— WHAT THIS TASK INVOLVES —
Look for "name" in each line of the entries, and return the matching lines.

— DATASET EXTRACT —
"""

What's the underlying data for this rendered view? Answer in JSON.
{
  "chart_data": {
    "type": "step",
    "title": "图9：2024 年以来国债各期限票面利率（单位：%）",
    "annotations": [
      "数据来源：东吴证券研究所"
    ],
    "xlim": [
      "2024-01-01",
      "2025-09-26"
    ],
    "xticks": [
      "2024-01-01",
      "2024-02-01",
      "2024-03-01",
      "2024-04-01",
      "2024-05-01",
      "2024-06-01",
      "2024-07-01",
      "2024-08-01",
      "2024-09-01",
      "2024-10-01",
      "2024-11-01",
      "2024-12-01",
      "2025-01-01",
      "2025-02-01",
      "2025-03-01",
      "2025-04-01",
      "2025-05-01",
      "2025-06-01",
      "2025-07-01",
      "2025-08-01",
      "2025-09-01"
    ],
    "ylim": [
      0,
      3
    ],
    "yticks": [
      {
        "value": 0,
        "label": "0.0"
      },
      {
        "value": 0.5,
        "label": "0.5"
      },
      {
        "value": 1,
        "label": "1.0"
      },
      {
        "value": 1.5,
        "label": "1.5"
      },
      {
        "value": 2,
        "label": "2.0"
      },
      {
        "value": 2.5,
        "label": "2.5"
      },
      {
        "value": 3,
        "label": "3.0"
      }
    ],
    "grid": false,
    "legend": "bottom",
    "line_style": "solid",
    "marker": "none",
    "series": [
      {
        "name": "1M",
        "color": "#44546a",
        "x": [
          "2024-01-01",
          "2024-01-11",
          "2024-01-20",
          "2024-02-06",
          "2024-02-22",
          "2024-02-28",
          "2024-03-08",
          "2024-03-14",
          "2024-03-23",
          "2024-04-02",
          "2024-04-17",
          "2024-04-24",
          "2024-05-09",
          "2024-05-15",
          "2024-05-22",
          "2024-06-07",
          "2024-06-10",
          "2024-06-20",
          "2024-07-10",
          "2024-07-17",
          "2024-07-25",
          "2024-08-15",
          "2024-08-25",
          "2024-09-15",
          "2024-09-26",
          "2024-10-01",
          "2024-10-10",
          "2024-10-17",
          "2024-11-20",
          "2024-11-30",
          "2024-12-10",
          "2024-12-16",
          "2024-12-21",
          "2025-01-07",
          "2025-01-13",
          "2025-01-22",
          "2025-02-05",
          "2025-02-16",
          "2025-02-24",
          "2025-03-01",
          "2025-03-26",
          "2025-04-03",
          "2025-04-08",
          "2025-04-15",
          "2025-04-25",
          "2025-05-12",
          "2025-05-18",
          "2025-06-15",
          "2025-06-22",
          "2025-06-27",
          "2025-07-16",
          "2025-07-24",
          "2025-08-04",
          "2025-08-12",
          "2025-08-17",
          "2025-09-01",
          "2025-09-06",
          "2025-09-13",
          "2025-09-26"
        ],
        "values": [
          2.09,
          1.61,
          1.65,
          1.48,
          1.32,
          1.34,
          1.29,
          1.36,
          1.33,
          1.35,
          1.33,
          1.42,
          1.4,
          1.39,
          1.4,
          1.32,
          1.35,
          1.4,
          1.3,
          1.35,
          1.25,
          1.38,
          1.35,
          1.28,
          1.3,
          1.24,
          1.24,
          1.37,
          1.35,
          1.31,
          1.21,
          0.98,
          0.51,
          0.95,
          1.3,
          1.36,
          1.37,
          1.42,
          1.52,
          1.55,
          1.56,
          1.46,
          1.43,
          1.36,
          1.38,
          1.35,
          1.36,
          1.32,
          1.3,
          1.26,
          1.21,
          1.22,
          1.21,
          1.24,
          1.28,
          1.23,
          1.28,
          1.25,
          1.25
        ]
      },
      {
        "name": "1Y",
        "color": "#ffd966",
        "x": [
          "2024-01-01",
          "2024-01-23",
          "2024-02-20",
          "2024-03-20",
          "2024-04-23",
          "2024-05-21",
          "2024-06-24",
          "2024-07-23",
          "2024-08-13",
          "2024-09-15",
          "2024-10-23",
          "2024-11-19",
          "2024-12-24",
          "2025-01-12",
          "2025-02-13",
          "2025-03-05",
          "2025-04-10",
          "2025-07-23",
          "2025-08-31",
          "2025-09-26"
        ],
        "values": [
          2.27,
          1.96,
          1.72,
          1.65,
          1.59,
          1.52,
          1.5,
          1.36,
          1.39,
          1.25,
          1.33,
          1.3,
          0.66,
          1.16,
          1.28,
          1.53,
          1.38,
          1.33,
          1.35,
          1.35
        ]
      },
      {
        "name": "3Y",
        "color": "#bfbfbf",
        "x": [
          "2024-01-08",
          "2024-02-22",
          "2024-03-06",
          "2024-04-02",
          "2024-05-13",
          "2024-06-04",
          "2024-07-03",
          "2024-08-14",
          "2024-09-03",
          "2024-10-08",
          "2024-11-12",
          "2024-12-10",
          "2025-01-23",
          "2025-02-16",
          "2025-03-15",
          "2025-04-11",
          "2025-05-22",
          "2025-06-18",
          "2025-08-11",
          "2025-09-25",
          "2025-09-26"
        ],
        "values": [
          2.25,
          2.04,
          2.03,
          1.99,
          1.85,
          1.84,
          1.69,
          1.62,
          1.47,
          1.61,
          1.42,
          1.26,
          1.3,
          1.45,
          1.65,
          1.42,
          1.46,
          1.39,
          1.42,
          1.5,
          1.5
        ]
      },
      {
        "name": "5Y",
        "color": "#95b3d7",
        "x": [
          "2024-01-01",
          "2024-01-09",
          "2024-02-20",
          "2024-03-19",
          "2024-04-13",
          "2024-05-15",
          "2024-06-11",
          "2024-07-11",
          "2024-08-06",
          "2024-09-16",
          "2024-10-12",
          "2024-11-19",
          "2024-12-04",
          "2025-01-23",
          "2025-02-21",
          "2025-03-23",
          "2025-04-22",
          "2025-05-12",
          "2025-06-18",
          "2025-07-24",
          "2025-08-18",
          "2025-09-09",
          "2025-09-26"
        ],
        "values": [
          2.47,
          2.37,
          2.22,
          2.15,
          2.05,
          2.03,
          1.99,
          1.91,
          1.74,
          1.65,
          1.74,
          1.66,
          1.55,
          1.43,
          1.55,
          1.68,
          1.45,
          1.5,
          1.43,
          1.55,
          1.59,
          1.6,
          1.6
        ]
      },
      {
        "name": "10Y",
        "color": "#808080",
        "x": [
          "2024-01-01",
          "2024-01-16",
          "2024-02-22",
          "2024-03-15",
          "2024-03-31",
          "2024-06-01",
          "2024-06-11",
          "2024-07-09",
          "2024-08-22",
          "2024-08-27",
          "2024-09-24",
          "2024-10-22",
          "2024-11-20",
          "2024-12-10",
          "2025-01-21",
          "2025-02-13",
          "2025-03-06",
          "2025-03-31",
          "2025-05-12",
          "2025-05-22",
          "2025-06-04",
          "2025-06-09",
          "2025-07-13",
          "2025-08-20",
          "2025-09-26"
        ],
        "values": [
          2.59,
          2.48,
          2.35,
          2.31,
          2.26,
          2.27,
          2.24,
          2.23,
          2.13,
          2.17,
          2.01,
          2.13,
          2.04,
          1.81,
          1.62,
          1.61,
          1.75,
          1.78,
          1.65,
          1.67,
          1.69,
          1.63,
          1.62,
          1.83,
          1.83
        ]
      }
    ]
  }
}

"""

— OUTPUT BELOW —
        "name": "1M",
        "name": "1Y",
        "name": "3Y",
        "name": "5Y",
        "name": "10Y",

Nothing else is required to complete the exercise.